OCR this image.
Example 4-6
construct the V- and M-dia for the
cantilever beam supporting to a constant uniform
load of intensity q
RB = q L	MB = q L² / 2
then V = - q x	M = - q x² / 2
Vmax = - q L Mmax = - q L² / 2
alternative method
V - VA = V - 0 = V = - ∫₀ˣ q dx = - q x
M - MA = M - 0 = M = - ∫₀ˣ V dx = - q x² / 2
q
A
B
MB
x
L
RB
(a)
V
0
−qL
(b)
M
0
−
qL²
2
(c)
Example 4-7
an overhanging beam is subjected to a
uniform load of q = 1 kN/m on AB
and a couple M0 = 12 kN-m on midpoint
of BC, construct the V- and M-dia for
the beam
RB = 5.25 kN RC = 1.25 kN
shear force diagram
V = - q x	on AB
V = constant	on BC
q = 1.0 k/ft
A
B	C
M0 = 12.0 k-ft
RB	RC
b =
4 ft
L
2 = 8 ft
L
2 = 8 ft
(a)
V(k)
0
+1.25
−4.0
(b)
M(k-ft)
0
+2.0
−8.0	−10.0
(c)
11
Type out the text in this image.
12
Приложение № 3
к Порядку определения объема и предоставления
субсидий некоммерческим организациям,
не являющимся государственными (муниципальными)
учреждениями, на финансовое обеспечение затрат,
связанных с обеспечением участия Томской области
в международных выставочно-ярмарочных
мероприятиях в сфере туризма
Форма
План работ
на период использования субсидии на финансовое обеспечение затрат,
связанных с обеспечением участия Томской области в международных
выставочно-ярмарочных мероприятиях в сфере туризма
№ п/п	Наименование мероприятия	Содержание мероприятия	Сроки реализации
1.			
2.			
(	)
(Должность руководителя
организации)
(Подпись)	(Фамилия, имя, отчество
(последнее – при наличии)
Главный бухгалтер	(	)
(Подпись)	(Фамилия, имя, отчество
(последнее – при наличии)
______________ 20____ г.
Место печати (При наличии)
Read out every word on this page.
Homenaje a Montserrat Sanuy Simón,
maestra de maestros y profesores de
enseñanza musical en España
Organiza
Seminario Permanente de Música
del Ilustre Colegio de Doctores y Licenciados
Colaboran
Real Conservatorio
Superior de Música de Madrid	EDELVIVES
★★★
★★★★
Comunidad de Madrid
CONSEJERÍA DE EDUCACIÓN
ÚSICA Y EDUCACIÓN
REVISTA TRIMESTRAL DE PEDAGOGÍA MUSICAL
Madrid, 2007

——————

### Work to do
Output an exact copy of each record.

### The completed task
OCR this image.
Example 4-6
construct the V- and M-dia for the
cantilever beam supporting to a constant uniform
load of intensity q
RB = q L	MB = q L² / 2
then V = - q x	M = - q x² / 2
Vmax = - q L Mmax = - q L² / 2
alternative method
V - VA = V - 0 = V = - ∫₀ˣ q dx = - q x
M - MA = M - 0 = M = - ∫₀ˣ V dx = - q x² / 2
q
A
B
MB
x
L
RB
(a)
V
0
−qL
(b)
M
0
−
qL²
2
(c)
Example 4-7
an overhanging beam is subjected to a
uniform load of q = 1 kN/m on AB
and a couple M0 = 12 kN-m on midpoint
of BC, construct the V- and M-dia for
the beam
RB = 5.25 kN RC = 1.25 kN
shear force diagram
V = - q x	on AB
V = constant	on BC
q = 1.0 k/ft
A
B	C
M0 = 12.0 k-ft
RB	RC
b =
4 ft
L
2 = 8 ft
L
2 = 8 ft
(a)
V(k)
0
+1.25
−4.0
(b)
M(k-ft)
0
+2.0
−8.0	−10.0
(c)
11
Type out the text in this image.
12
Приложение № 3
к Порядку определения объема и предоставления
субсидий некоммерческим организациям,
не являющимся государственными (муниципальными)
учреждениями, на финансовое обеспечение затрат,
связанных с обеспечением участия Томской области
в международных выставочно-ярмарочных
мероприятиях в сфере туризма
Форма
План работ
на период использования субсидии на финансовое обеспечение затрат,
связанных с обеспечением участия Томской области в международных
выставочно-ярмарочных мероприятиях в сфере туризма
№ п/п	Наименование мероприятия	Содержание мероприятия	Сроки реализации
1.			
2.			
(	)
(Должность руководителя
организации)
(Подпись)	(Фамилия, имя, отчество
(последнее – при наличии)
Главный бухгалтер	(	)
(Подпись)	(Фамилия, имя, отчество
(последнее – при наличии)
______________ 20____ г.
Место печати (При наличии)
Read out every word on this page.
Homenaje a Montserrat Sanuy Simón,
maestra de maestros y profesores de
enseñanza musical en España
Organiza
Seminario Permanente de Música
del Ilustre Colegio de Doctores y Licenciados
Colaboran
Real Conservatorio
Superior de Música de Madrid	EDELVIVES
★★★
★★★★
Comunidad de Madrid
CONSEJERÍA DE EDUCACIÓN
ÚSICA Y EDUCACIÓN
REVISTA TRIMESTRAL DE PEDAGOGÍA MUSICAL
Madrid, 2007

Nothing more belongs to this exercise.